# Exercise brief
In the entries below, find the lines that contain the word "わたくしたちは" and copy them.

# Records
________________________

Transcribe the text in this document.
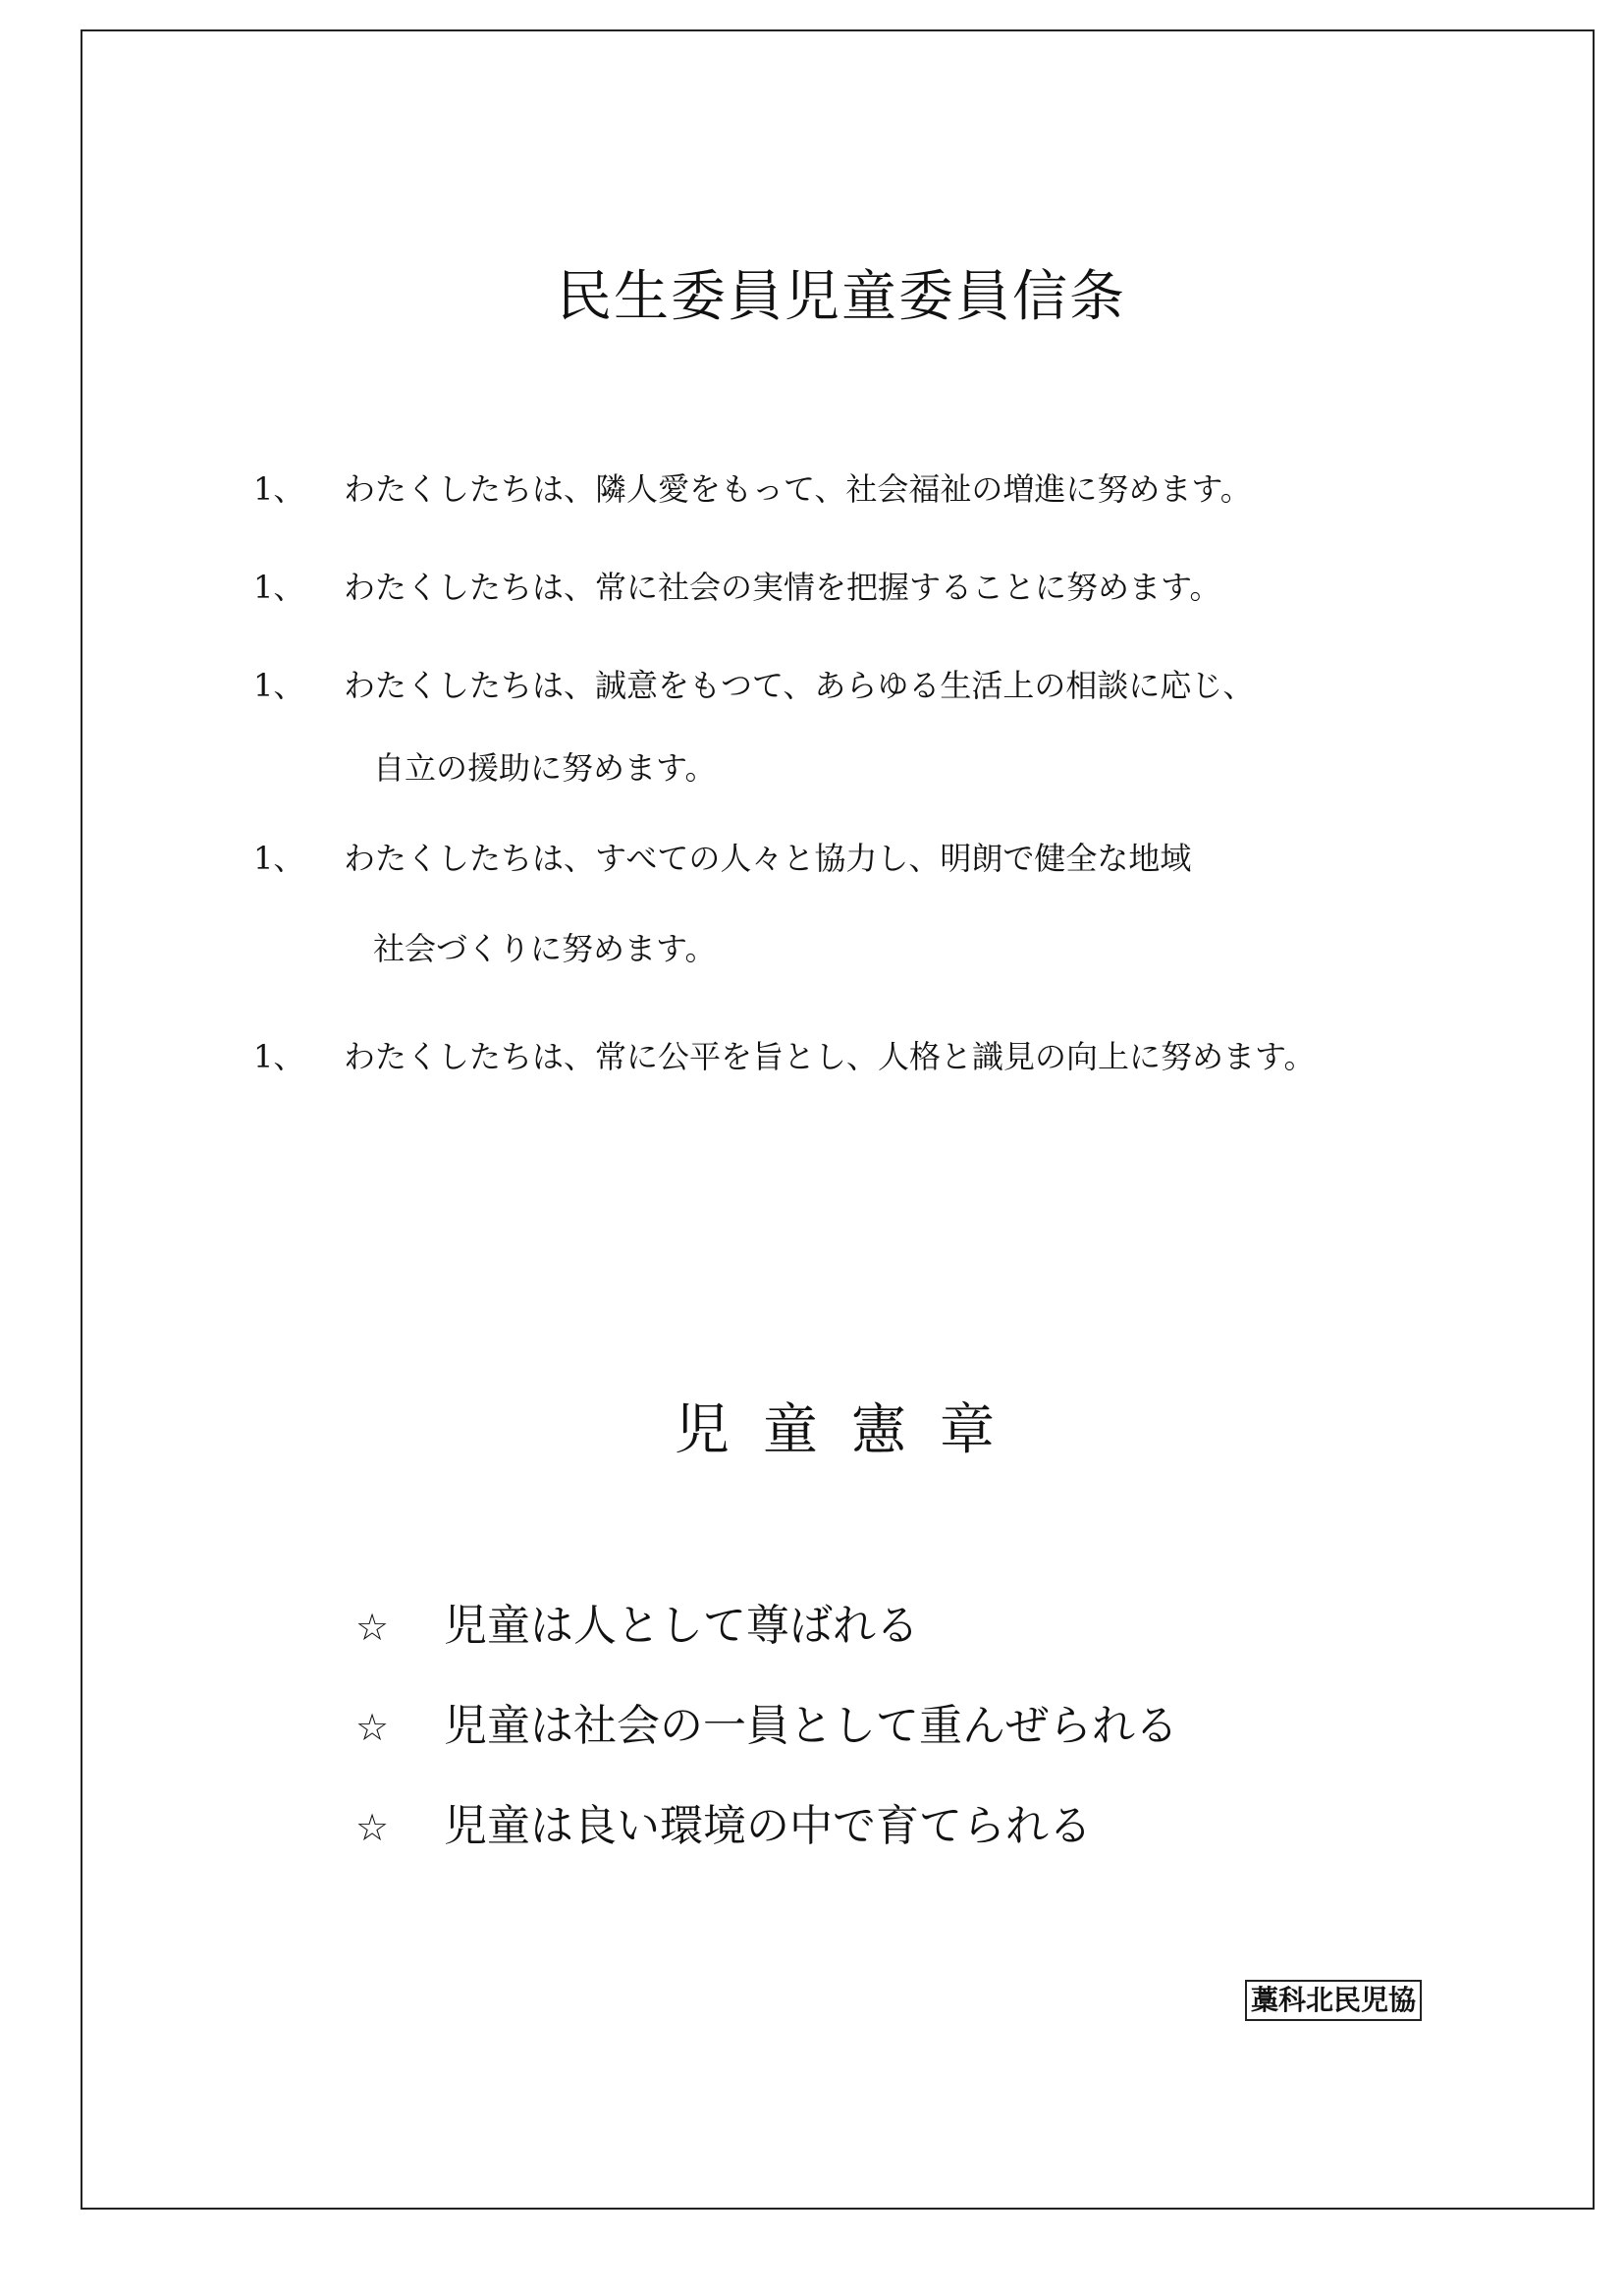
民生委員児童委員信条
1、 わたくしたちは、隣人愛をもって、社会福祉の増進に努めます。
1、 わたくしたちは、常に社会の実情を把握することに努めます。
1、 わたくしたちは、誠意をもつて、あらゆる生活上の相談に応じ、
自立の援助に努めます。
1、 わたくしたちは、すべての人々と協力し、明朗で健全な地域
社会づくりに努めます。
1、 わたくしたちは、常に公平を旨とし、人格と識見の向上に努めます。
児童憲章
☆ 児童は人として尊ばれる
☆ 児童は社会の一員として重んぜられる
☆ 児童は良い環境の中で育てられる
藁科北民児協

________________________

# The response
1、 わたくしたちは、隣人愛をもって、社会福祉の増進に努めます。
1、 わたくしたちは、常に社会の実情を把握することに努めます。
1、 わたくしたちは、誠意をもつて、あらゆる生活上の相談に応じ、
1、 わたくしたちは、すべての人々と協力し、明朗で健全な地域
1、 わたくしたちは、常に公平を旨とし、人格と識見の向上に努めます。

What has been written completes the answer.